** start of Exercise data **

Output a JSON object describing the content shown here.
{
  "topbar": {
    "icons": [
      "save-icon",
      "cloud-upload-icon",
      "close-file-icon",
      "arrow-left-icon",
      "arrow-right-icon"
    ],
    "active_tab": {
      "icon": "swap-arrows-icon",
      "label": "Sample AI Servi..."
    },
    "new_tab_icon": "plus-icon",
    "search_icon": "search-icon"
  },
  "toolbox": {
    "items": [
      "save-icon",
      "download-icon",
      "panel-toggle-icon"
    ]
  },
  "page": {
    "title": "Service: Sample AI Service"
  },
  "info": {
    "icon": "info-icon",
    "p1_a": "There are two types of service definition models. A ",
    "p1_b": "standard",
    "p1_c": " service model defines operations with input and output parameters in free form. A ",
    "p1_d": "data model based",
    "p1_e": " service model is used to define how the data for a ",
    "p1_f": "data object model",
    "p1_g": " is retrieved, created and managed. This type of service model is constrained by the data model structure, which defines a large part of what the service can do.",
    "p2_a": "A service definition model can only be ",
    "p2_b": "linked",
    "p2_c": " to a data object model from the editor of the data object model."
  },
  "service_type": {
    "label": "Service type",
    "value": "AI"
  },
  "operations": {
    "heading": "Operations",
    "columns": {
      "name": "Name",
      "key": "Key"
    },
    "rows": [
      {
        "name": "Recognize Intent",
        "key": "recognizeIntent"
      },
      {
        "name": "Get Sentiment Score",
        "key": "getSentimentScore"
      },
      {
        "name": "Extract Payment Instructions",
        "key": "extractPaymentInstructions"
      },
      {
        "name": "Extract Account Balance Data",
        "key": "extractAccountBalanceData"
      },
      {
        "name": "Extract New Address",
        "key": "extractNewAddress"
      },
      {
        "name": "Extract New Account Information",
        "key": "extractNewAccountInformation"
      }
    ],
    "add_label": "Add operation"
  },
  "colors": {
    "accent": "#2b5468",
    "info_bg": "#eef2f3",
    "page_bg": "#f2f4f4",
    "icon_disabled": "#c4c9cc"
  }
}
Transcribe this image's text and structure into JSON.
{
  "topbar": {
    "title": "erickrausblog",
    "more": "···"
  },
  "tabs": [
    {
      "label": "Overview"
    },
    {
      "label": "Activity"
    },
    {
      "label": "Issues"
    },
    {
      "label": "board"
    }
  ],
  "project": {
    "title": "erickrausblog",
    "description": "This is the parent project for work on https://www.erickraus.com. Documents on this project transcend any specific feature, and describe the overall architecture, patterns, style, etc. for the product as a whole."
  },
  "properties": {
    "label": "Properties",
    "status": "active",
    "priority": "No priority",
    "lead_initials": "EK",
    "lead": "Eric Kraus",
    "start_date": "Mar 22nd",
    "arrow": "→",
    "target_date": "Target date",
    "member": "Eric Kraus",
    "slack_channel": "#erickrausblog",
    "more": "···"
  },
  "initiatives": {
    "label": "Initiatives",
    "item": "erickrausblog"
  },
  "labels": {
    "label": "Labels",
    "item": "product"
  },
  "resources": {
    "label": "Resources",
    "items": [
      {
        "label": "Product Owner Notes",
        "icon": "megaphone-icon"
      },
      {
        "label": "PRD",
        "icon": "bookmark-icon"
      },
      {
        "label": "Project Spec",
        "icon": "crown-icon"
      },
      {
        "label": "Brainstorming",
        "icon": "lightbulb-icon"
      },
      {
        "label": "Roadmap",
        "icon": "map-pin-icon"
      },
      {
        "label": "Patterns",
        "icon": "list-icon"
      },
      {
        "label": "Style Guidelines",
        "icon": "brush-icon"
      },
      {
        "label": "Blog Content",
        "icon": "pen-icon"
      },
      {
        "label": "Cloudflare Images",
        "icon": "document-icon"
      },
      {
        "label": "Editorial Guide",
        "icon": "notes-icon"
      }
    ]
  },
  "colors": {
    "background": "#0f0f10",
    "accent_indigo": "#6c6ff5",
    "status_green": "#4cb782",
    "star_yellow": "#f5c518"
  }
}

** end of Exercise data **

### What the exercise asks
Go over the records above and tally each line that includes "Sample". Give the total by itself.

### Solution to the exercise
2